====== Records provided

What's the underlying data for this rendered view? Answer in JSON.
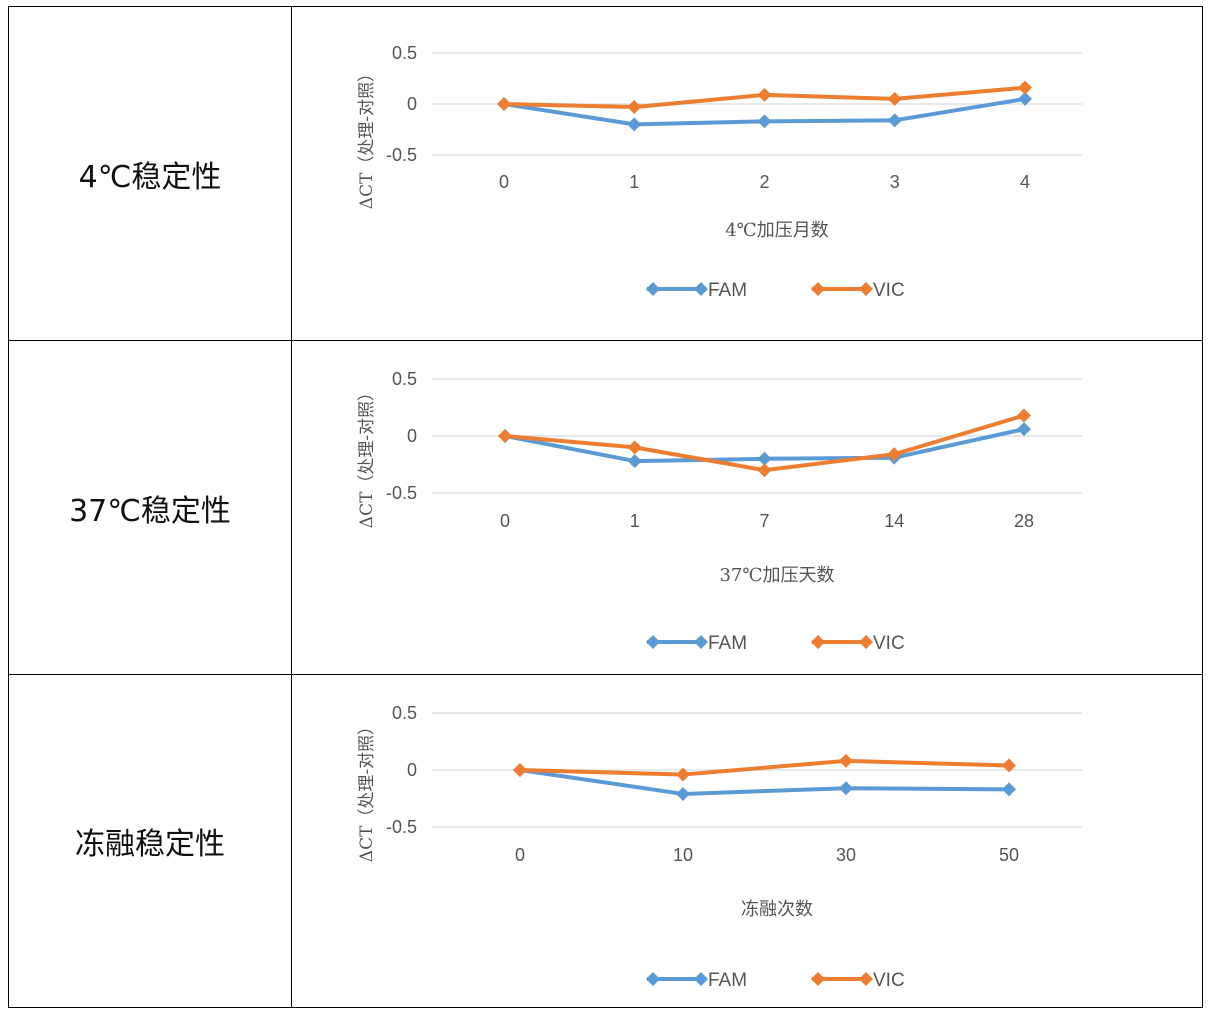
{
  "rows": [
    {
      "label": "4℃稳定性"
    },
    {
      "label": "37℃稳定性"
    },
    {
      "label": "冻融稳定性"
    }
  ],
  "colors": {
    "FAM": "#5B9BD5",
    "VIC": "#ED7D31",
    "grid": "#d9d9d9",
    "text": "#595959"
  },
  "chart_data": [
    {
      "type": "line",
      "categories": [
        "0",
        "1",
        "2",
        "3",
        "4"
      ],
      "series": [
        {
          "name": "FAM",
          "values": [
            0,
            -0.2,
            -0.17,
            -0.16,
            0.05
          ]
        },
        {
          "name": "VIC",
          "values": [
            0,
            -0.03,
            0.09,
            0.05,
            0.16
          ]
        }
      ],
      "xlabel": "4℃加压月数",
      "ylabel": "ΔCT（处理-对照）",
      "yticks": [
        "0.5",
        "0",
        "-0.5"
      ],
      "ylim": [
        -0.5,
        0.5
      ],
      "legend": "bottom"
    },
    {
      "type": "line",
      "categories": [
        "0",
        "1",
        "7",
        "14",
        "28"
      ],
      "series": [
        {
          "name": "FAM",
          "values": [
            0,
            -0.22,
            -0.2,
            -0.19,
            0.06
          ]
        },
        {
          "name": "VIC",
          "values": [
            0,
            -0.1,
            -0.3,
            -0.16,
            0.18
          ]
        }
      ],
      "xlabel": "37℃加压天数",
      "ylabel": "ΔCT（处理-对照）",
      "yticks": [
        "0.5",
        "0",
        "-0.5"
      ],
      "ylim": [
        -0.5,
        0.5
      ],
      "legend": "bottom"
    },
    {
      "type": "line",
      "categories": [
        "0",
        "10",
        "30",
        "50"
      ],
      "series": [
        {
          "name": "FAM",
          "values": [
            0,
            -0.21,
            -0.16,
            -0.17
          ]
        },
        {
          "name": "VIC",
          "values": [
            0,
            -0.04,
            0.08,
            0.04
          ]
        }
      ],
      "xlabel": "冻融次数",
      "ylabel": "ΔCT（处理-对照）",
      "yticks": [
        "0.5",
        "0",
        "-0.5"
      ],
      "ylim": [
        -0.5,
        0.5
      ],
      "legend": "bottom"
    }
  ]
}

============

Omit the pictures and reproduce the listing exactly.

What's the underlying data for this rendered view? Answer in JSON.
{
  "rows": [
    {
      "label": "4℃稳定性"
    },
    {
      "label": "37℃稳定性"
    },
    {
      "label": "冻融稳定性"
    }
  ],
  "colors": {
    "FAM": "#5B9BD5",
    "VIC": "#ED7D31",
    "grid": "#d9d9d9",
    "text": "#595959"
  },
  "chart_data": [
    {
      "type": "line",
      "categories": [
        "0",
        "1",
        "2",
        "3",
        "4"
      ],
      "series": [
        {
          "name": "FAM",
          "values": [
            0,
            -0.2,
            -0.17,
            -0.16,
            0.05
          ]
        },
        {
          "name": "VIC",
          "values": [
            0,
            -0.03,
            0.09,
            0.05,
            0.16
          ]
        }
      ],
      "xlabel": "4℃加压月数",
      "ylabel": "ΔCT（处理-对照）",
      "yticks": [
        "0.5",
        "0",
        "-0.5"
      ],
      "ylim": [
        -0.5,
        0.5
      ],
      "legend": "bottom"
    },
    {
      "type": "line",
      "categories": [
        "0",
        "1",
        "7",
        "14",
        "28"
      ],
      "series": [
        {
          "name": "FAM",
          "values": [
            0,
            -0.22,
            -0.2,
            -0.19,
            0.06
          ]
        },
        {
          "name": "VIC",
          "values": [
            0,
            -0.1,
            -0.3,
            -0.16,
            0.18
          ]
        }
      ],
      "xlabel": "37℃加压天数",
      "ylabel": "ΔCT（处理-对照）",
      "yticks": [
        "0.5",
        "0",
        "-0.5"
      ],
      "ylim": [
        -0.5,
        0.5
      ],
      "legend": "bottom"
    },
    {
      "type": "line",
      "categories": [
        "0",
        "10",
        "30",
        "50"
      ],
      "series": [
        {
          "name": "FAM",
          "values": [
            0,
            -0.21,
            -0.16,
            -0.17
          ]
        },
        {
          "name": "VIC",
          "values": [
            0,
            -0.04,
            0.08,
            0.04
          ]
        }
      ],
      "xlabel": "冻融次数",
      "ylabel": "ΔCT（处理-对照）",
      "yticks": [
        "0.5",
        "0",
        "-0.5"
      ],
      "ylim": [
        -0.5,
        0.5
      ],
      "legend": "bottom"
    }
  ]
}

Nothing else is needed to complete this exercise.